Your instructions
Copy out every line in the entries below that includes "text".

****************************************

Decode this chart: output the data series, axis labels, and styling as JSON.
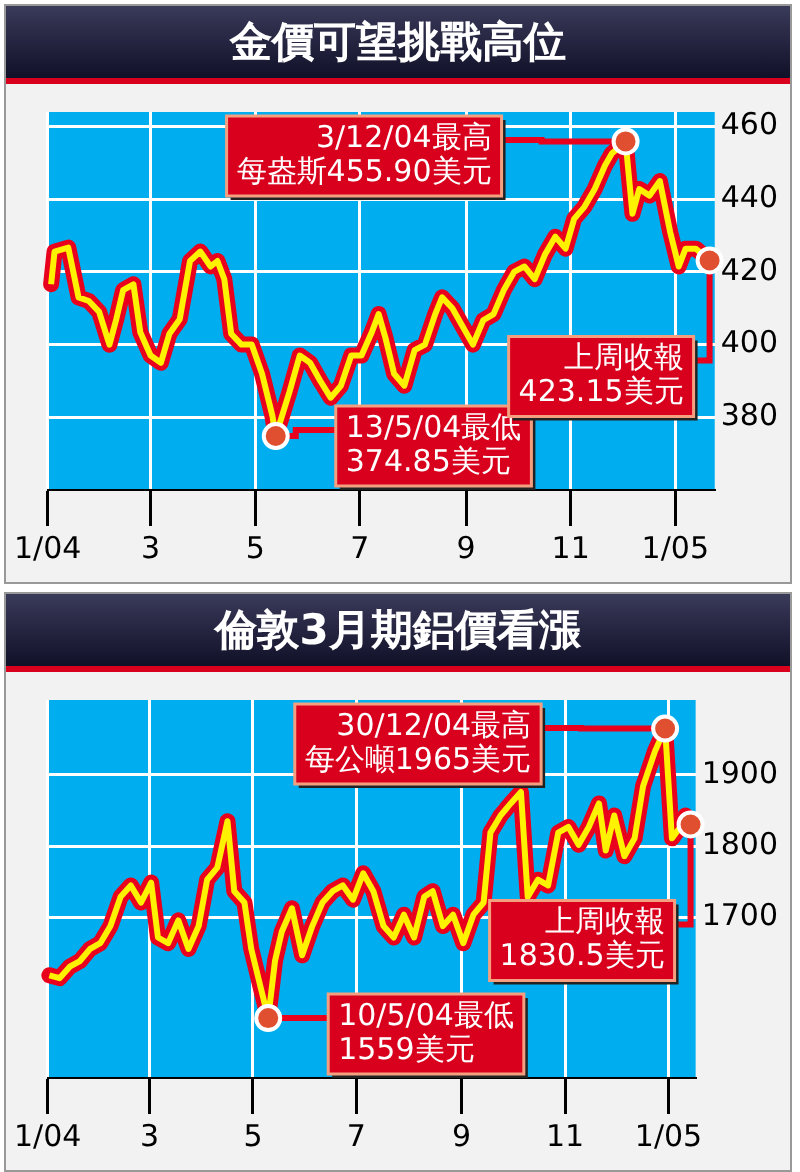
{
  "chart_data": [
    {
      "type": "line",
      "title": "金價可望挑戰高位",
      "color": "#fff200",
      "x": [
        "2004-01-03",
        "2004-01-05",
        "2004-01-13",
        "2004-01-19",
        "2004-01-25",
        "2004-01-31",
        "2004-02-06",
        "2004-02-10",
        "2004-02-14",
        "2004-02-20",
        "2004-02-24",
        "2004-03-01",
        "2004-03-07",
        "2004-03-12",
        "2004-03-18",
        "2004-03-24",
        "2004-03-30",
        "2004-04-05",
        "2004-04-09",
        "2004-04-13",
        "2004-04-17",
        "2004-04-23",
        "2004-04-29",
        "2004-05-05",
        "2004-05-11",
        "2004-05-13",
        "2004-05-21",
        "2004-05-27",
        "2004-06-02",
        "2004-06-08",
        "2004-06-14",
        "2004-06-20",
        "2004-06-26",
        "2004-07-02",
        "2004-07-08",
        "2004-07-12",
        "2004-07-16",
        "2004-07-21",
        "2004-07-27",
        "2004-08-02",
        "2004-08-08",
        "2004-08-14",
        "2004-08-18",
        "2004-08-24",
        "2004-08-30",
        "2004-09-05",
        "2004-09-11",
        "2004-09-17",
        "2004-09-23",
        "2004-09-29",
        "2004-10-05",
        "2004-10-11",
        "2004-10-17",
        "2004-10-23",
        "2004-10-29",
        "2004-11-03",
        "2004-11-09",
        "2004-11-15",
        "2004-11-21",
        "2004-11-25",
        "2004-12-03",
        "2004-12-07",
        "2004-12-11",
        "2004-12-17",
        "2004-12-23",
        "2004-12-29",
        "2005-01-03",
        "2005-01-07",
        "2005-01-13",
        "2005-01-21"
      ],
      "values": [
        416.6,
        425.6,
        426.7,
        413,
        412,
        409,
        400,
        407,
        415,
        416.6,
        403.4,
        397,
        395,
        403,
        407,
        423,
        425.6,
        421.5,
        423,
        418,
        403,
        400,
        400,
        392,
        380.5,
        374.85,
        387,
        397,
        395,
        390,
        385.4,
        388.7,
        397,
        397,
        403.4,
        408.4,
        401.8,
        392,
        388.7,
        398.5,
        400,
        408.4,
        413,
        410,
        405,
        400,
        406.7,
        408.4,
        415,
        420,
        421.5,
        418,
        424.8,
        429.7,
        426.4,
        434.6,
        437.9,
        442.8,
        449.3,
        452.6,
        455.9,
        436,
        442.8,
        441,
        445,
        431,
        421.5,
        426.4,
        426.4,
        423.15
      ],
      "xlim": [
        "2004-01-01",
        "2005-01-24"
      ],
      "xticks": [
        {
          "value": "2004-01-01",
          "label": "1/04"
        },
        {
          "value": "2004-03-01",
          "label": "3"
        },
        {
          "value": "2004-05-01",
          "label": "5"
        },
        {
          "value": "2004-07-01",
          "label": "7"
        },
        {
          "value": "2004-09-01",
          "label": "9"
        },
        {
          "value": "2004-11-01",
          "label": "11"
        },
        {
          "value": "2005-01-01",
          "label": "1/05"
        }
      ],
      "ylim": [
        360,
        464
      ],
      "yticks": [
        380,
        400,
        420,
        440,
        460
      ],
      "grid": true,
      "annotations": [
        {
          "text": "3/12/04最高",
          "x": "2004-12-03",
          "y": 455.9
        },
        "每盎斯455.90美元",
        {
          "text": "13/5/04最低",
          "x": "2004-05-13",
          "y": 374.85
        },
        "374.85美元",
        {
          "text": "上周收報",
          "x": "2005-01-21",
          "y": 423.15
        },
        "423.15美元"
      ]
    },
    {
      "type": "line",
      "title": "倫敦3月期鋁價看漲",
      "color": "#fff200",
      "x": [
        "2004-01-02",
        "2004-01-08",
        "2004-01-14",
        "2004-01-20",
        "2004-01-26",
        "2004-02-01",
        "2004-02-07",
        "2004-02-13",
        "2004-02-19",
        "2004-02-25",
        "2004-03-02",
        "2004-03-06",
        "2004-03-12",
        "2004-03-18",
        "2004-03-24",
        "2004-03-30",
        "2004-04-04",
        "2004-04-10",
        "2004-04-16",
        "2004-04-20",
        "2004-04-26",
        "2004-04-30",
        "2004-05-10",
        "2004-05-14",
        "2004-05-18",
        "2004-05-24",
        "2004-05-30",
        "2004-06-05",
        "2004-06-11",
        "2004-06-17",
        "2004-06-23",
        "2004-06-29",
        "2004-07-05",
        "2004-07-11",
        "2004-07-17",
        "2004-07-23",
        "2004-07-29",
        "2004-08-04",
        "2004-08-10",
        "2004-08-15",
        "2004-08-21",
        "2004-08-27",
        "2004-09-02",
        "2004-09-08",
        "2004-09-14",
        "2004-09-18",
        "2004-09-24",
        "2004-09-30",
        "2004-10-06",
        "2004-10-10",
        "2004-10-16",
        "2004-10-22",
        "2004-10-28",
        "2004-11-03",
        "2004-11-09",
        "2004-11-15",
        "2004-11-21",
        "2004-11-25",
        "2004-11-30",
        "2004-12-06",
        "2004-12-12",
        "2004-12-17",
        "2004-12-24",
        "2004-12-30",
        "2005-01-03",
        "2005-01-08",
        "2005-01-11",
        "2005-01-14"
      ],
      "values": [
        1619,
        1615,
        1631,
        1639,
        1656,
        1664,
        1688,
        1729,
        1745,
        1721,
        1749,
        1672,
        1664,
        1696,
        1656,
        1688,
        1753,
        1770,
        1835,
        1737,
        1721,
        1656,
        1559,
        1639,
        1680,
        1713,
        1647,
        1688,
        1721,
        1737,
        1745,
        1725,
        1762,
        1737,
        1688,
        1672,
        1704,
        1672,
        1729,
        1737,
        1688,
        1704,
        1664,
        1704,
        1721,
        1819,
        1843,
        1860,
        1876,
        1729,
        1753,
        1745,
        1819,
        1827,
        1802,
        1827,
        1860,
        1794,
        1843,
        1786,
        1811,
        1884,
        1933,
        1965,
        1811,
        1827,
        1843,
        1830.5
      ],
      "xlim": [
        "2004-01-01",
        "2005-01-17"
      ],
      "xticks": [
        {
          "value": "2004-01-01",
          "label": "1/04"
        },
        {
          "value": "2004-03-01",
          "label": "3"
        },
        {
          "value": "2004-05-01",
          "label": "5"
        },
        {
          "value": "2004-07-01",
          "label": "7"
        },
        {
          "value": "2004-09-01",
          "label": "9"
        },
        {
          "value": "2004-11-01",
          "label": "11"
        },
        {
          "value": "2005-01-01",
          "label": "1/05"
        }
      ],
      "ylim": [
        1475,
        2005
      ],
      "yticks": [
        1700,
        1800,
        1900
      ],
      "grid": true,
      "annotations": [
        {
          "text": "30/12/04最高",
          "x": "2004-12-30",
          "y": 1965
        },
        "每公噸1965美元",
        {
          "text": "10/5/04最低",
          "x": "2004-05-10",
          "y": 1559
        },
        "1559美元",
        {
          "text": "上周收報",
          "x": "2005-01-14",
          "y": 1830.5
        },
        "1830.5美元"
      ]
    }
  ]
}
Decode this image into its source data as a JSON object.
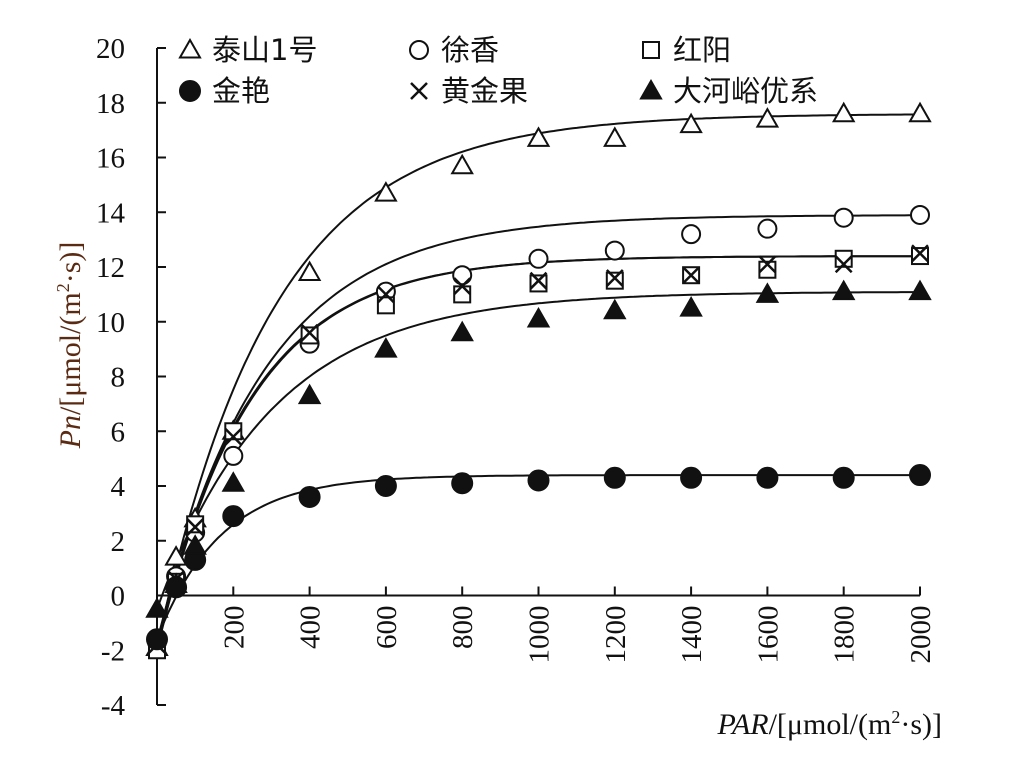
{
  "chart_data": {
    "type": "line",
    "xlabel": {
      "italic": "PAR",
      "rest": "/[μmol/(m",
      "sup": "2",
      "tail": "·s)]"
    },
    "ylabel": {
      "italic": "Pn",
      "rest": "/[μmol/(m",
      "sup": "2",
      "tail": "·s)]"
    },
    "xlim": [
      0,
      2000
    ],
    "ylim": [
      -4,
      20
    ],
    "xticks": [
      200,
      400,
      600,
      800,
      1000,
      1200,
      1400,
      1600,
      1800,
      2000
    ],
    "yticks": [
      -4,
      -2,
      0,
      2,
      4,
      6,
      8,
      10,
      12,
      14,
      16,
      18,
      20
    ],
    "legend_position": "top",
    "grid": false,
    "x": [
      0,
      50,
      100,
      200,
      400,
      600,
      800,
      1000,
      1200,
      1400,
      1600,
      1800,
      2000
    ],
    "series": [
      {
        "name": "泰山1号",
        "marker": "triangle-open",
        "values": [
          -1.9,
          1.4,
          2.8,
          6.0,
          11.8,
          14.7,
          15.7,
          16.7,
          16.7,
          17.2,
          17.4,
          17.6,
          17.6
        ],
        "fit": {
          "pmax": 17.6,
          "k": 0.0033,
          "y0": -1.9
        }
      },
      {
        "name": "徐香",
        "marker": "circle-open",
        "values": [
          -1.7,
          0.7,
          2.3,
          5.1,
          9.2,
          11.1,
          11.7,
          12.3,
          12.6,
          13.2,
          13.4,
          13.8,
          13.9
        ],
        "fit": {
          "pmax": 13.9,
          "k": 0.0036,
          "y0": -1.7
        }
      },
      {
        "name": "红阳",
        "marker": "square-open",
        "values": [
          -2.0,
          0.5,
          2.6,
          6.0,
          9.5,
          10.6,
          11.0,
          11.4,
          11.5,
          11.7,
          11.9,
          12.3,
          12.4
        ],
        "fit": {
          "pmax": 12.4,
          "k": 0.0041,
          "y0": -2.0
        }
      },
      {
        "name": "金艳",
        "marker": "circle-filled",
        "values": [
          -1.6,
          0.3,
          1.3,
          2.9,
          3.6,
          4.0,
          4.1,
          4.2,
          4.3,
          4.3,
          4.3,
          4.3,
          4.4
        ],
        "fit": {
          "pmax": 4.4,
          "k": 0.006,
          "y0": -1.6
        }
      },
      {
        "name": "黄金果",
        "marker": "cross",
        "values": [
          -1.8,
          0.6,
          2.5,
          5.8,
          9.6,
          11.0,
          11.3,
          11.5,
          11.6,
          11.7,
          12.1,
          12.1,
          12.5
        ],
        "fit": {
          "pmax": 12.4,
          "k": 0.0041,
          "y0": -1.8
        }
      },
      {
        "name": "大河峪优系",
        "marker": "triangle-filled",
        "values": [
          -0.5,
          0.4,
          1.8,
          4.1,
          7.3,
          9.0,
          9.6,
          10.1,
          10.4,
          10.5,
          11.0,
          11.1,
          11.1
        ],
        "fit": {
          "pmax": 11.1,
          "k": 0.0033,
          "y0": -0.5
        }
      }
    ]
  }
}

****************************************

Response
          "text": "3/12/04最高",
          "text": "13/5/04最低",
          "text": "上周收報",
          "text": "30/12/04最高",
          "text": "10/5/04最低",
          "text": "上周收報",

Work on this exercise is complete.